• **GOAL**: Pull every line containing the word "HeII" from the records.
== DATA LISTING ==
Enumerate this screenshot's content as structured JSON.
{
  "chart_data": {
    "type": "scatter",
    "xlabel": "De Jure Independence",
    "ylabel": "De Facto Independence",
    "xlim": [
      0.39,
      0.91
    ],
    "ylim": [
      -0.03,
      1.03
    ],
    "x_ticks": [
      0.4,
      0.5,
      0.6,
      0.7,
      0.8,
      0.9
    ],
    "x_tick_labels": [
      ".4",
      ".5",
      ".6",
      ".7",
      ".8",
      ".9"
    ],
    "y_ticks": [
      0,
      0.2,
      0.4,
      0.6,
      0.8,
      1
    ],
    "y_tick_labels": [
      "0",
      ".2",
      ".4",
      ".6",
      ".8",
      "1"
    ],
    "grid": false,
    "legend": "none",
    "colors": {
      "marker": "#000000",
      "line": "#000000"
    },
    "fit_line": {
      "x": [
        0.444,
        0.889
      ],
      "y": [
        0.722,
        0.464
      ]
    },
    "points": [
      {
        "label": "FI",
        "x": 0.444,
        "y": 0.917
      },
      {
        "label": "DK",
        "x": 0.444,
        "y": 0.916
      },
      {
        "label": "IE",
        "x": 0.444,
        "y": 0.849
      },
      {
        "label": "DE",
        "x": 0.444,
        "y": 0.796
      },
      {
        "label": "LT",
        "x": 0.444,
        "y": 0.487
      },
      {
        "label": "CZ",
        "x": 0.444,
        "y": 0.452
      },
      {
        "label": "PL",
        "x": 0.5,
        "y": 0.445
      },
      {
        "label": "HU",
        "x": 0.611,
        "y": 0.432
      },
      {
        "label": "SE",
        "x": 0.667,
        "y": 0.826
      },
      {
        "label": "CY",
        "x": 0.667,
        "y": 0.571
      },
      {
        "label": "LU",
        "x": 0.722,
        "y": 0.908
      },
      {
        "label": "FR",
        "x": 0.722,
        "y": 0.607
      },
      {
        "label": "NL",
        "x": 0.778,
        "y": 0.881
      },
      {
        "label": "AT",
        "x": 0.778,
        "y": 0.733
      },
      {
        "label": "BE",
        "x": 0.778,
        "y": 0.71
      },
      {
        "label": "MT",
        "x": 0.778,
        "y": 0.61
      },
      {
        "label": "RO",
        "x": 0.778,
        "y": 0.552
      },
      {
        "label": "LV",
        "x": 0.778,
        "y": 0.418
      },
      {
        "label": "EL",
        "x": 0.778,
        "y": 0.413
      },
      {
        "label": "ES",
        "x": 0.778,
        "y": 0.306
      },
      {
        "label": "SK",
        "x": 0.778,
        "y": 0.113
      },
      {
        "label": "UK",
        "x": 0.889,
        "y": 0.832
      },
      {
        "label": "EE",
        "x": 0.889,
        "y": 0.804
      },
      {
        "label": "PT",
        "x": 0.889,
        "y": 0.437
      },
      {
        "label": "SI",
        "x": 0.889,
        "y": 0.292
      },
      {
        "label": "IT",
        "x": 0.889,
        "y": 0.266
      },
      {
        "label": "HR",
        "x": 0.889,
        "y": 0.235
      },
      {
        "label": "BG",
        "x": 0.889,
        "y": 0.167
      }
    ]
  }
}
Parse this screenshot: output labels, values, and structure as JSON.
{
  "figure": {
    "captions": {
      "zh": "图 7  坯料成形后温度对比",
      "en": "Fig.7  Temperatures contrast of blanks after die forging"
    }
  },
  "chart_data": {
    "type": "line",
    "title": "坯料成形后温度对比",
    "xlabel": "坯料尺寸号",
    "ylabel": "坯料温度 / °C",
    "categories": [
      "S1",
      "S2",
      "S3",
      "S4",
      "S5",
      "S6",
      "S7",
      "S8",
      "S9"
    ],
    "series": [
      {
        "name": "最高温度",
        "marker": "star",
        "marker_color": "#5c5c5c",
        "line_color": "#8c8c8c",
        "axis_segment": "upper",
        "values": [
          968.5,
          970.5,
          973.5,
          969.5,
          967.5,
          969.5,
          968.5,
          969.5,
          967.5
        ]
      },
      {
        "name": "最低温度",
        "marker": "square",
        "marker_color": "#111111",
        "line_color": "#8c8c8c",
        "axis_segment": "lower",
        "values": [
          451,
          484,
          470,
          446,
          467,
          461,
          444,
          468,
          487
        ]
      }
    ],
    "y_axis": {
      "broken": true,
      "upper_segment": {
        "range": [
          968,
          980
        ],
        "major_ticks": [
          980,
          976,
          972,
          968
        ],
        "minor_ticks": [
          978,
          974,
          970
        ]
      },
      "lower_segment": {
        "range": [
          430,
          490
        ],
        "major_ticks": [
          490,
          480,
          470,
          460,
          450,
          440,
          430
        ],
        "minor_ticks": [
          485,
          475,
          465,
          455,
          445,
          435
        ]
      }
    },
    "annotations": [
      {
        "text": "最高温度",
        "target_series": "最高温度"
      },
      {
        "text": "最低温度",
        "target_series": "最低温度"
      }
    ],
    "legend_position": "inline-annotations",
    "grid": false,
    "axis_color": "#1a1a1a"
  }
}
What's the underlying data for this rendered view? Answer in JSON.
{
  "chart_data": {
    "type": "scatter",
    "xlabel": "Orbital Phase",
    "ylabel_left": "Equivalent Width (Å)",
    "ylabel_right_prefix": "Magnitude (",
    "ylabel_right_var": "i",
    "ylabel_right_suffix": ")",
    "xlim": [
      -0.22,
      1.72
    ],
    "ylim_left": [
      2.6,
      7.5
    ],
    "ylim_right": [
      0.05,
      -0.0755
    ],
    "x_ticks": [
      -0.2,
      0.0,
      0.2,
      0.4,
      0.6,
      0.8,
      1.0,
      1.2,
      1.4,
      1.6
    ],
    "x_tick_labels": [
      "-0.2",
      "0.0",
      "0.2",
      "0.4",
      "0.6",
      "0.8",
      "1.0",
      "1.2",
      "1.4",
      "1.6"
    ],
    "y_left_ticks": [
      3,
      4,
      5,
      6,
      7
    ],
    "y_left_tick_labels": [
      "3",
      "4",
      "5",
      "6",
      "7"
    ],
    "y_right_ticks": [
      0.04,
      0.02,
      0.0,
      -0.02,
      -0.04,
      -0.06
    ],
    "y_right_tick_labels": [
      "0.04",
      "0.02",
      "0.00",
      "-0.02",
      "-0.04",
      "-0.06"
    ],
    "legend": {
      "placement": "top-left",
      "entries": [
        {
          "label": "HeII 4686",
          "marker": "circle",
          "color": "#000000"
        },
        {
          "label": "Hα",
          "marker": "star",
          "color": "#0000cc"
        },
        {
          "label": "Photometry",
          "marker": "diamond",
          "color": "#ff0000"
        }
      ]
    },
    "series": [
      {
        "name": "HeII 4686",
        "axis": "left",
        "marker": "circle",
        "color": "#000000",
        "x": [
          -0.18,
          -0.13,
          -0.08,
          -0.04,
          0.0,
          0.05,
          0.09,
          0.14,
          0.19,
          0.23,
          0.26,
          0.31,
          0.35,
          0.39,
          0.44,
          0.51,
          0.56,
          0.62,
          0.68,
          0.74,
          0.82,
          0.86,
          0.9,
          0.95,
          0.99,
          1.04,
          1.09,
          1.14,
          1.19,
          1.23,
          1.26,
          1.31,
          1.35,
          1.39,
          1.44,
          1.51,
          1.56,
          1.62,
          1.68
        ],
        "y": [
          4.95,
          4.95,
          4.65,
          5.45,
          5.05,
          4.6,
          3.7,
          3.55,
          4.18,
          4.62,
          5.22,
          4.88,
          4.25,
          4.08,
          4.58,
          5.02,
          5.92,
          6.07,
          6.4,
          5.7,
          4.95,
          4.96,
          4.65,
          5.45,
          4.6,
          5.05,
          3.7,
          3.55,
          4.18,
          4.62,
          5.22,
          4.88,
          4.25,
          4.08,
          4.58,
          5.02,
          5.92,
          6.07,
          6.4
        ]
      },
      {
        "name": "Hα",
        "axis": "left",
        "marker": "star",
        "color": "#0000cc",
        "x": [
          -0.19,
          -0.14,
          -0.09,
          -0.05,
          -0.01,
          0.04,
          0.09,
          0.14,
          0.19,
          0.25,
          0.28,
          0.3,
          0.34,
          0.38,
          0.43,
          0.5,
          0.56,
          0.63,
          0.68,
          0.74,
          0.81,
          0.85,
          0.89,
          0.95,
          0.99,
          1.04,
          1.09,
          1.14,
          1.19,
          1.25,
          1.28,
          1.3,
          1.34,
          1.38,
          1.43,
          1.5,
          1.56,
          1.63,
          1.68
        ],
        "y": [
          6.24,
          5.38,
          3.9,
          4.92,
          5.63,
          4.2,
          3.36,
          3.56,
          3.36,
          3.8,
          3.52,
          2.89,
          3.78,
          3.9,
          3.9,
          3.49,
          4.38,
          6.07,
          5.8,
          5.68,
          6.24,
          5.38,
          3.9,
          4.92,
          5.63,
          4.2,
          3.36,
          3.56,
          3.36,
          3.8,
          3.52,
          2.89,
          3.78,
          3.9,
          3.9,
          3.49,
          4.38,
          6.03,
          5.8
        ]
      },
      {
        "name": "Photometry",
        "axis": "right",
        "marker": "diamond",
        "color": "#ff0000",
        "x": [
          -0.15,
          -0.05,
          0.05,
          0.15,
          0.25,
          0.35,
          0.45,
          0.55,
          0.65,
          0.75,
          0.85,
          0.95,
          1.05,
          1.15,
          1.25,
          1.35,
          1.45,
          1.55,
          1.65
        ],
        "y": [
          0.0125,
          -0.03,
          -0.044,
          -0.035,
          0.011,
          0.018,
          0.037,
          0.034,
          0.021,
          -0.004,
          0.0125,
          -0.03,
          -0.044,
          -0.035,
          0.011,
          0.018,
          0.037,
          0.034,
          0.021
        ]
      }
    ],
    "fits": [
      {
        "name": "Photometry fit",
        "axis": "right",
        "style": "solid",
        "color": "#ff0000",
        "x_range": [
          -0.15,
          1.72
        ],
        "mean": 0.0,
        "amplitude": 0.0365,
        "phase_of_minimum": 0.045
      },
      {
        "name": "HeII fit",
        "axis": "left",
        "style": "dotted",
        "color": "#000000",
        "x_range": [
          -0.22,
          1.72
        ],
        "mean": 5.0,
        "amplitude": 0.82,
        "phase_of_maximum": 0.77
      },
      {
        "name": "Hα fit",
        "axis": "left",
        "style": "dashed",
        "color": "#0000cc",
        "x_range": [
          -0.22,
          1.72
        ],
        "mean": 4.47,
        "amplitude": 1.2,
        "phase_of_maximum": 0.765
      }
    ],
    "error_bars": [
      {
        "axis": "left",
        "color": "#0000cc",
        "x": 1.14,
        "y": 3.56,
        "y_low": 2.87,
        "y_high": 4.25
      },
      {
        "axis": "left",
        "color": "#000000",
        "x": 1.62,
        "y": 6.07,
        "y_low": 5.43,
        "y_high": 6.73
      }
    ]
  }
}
===
• **RESPONSE FOR THIS EXERCISE**:
          "label": "HeII 4686",
        "name": "HeII 4686",
        "name": "HeII fit",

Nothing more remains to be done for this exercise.